#### [Goal of the exercise]
Write out the records again, exactly, leaving none out.

(Records about charts and figures)
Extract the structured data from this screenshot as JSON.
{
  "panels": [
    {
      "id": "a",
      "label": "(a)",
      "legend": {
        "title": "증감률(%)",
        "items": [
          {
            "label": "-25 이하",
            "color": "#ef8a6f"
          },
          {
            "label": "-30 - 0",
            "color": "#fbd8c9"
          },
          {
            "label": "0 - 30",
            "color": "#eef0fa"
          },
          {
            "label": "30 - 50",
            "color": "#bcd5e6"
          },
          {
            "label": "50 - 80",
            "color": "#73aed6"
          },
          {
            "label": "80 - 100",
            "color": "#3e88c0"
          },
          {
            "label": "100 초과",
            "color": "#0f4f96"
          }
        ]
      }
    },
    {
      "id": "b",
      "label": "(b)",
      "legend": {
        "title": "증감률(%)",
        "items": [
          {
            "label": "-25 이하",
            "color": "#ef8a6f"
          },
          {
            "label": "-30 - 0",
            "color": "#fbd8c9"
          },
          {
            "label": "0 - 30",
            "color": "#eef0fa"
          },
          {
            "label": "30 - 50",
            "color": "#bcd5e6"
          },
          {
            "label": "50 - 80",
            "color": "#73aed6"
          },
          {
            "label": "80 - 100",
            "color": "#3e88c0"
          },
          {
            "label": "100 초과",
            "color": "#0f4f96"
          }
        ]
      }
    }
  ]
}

#### [Exercise result]
Extract the structured data from this screenshot as JSON.
{
  "panels": [
    {
      "id": "a",
      "label": "(a)",
      "legend": {
        "title": "증감률(%)",
        "items": [
          {
            "label": "-25 이하",
            "color": "#ef8a6f"
          },
          {
            "label": "-30 - 0",
            "color": "#fbd8c9"
          },
          {
            "label": "0 - 30",
            "color": "#eef0fa"
          },
          {
            "label": "30 - 50",
            "color": "#bcd5e6"
          },
          {
            "label": "50 - 80",
            "color": "#73aed6"
          },
          {
            "label": "80 - 100",
            "color": "#3e88c0"
          },
          {
            "label": "100 초과",
            "color": "#0f4f96"
          }
        ]
      }
    },
    {
      "id": "b",
      "label": "(b)",
      "legend": {
        "title": "증감률(%)",
        "items": [
          {
            "label": "-25 이하",
            "color": "#ef8a6f"
          },
          {
            "label": "-30 - 0",
            "color": "#fbd8c9"
          },
          {
            "label": "0 - 30",
            "color": "#eef0fa"
          },
          {
            "label": "30 - 50",
            "color": "#bcd5e6"
          },
          {
            "label": "50 - 80",
            "color": "#73aed6"
          },
          {
            "label": "80 - 100",
            "color": "#3e88c0"
          },
          {
            "label": "100 초과",
            "color": "#0f4f96"
          }
        ]
      }
    }
  ]
}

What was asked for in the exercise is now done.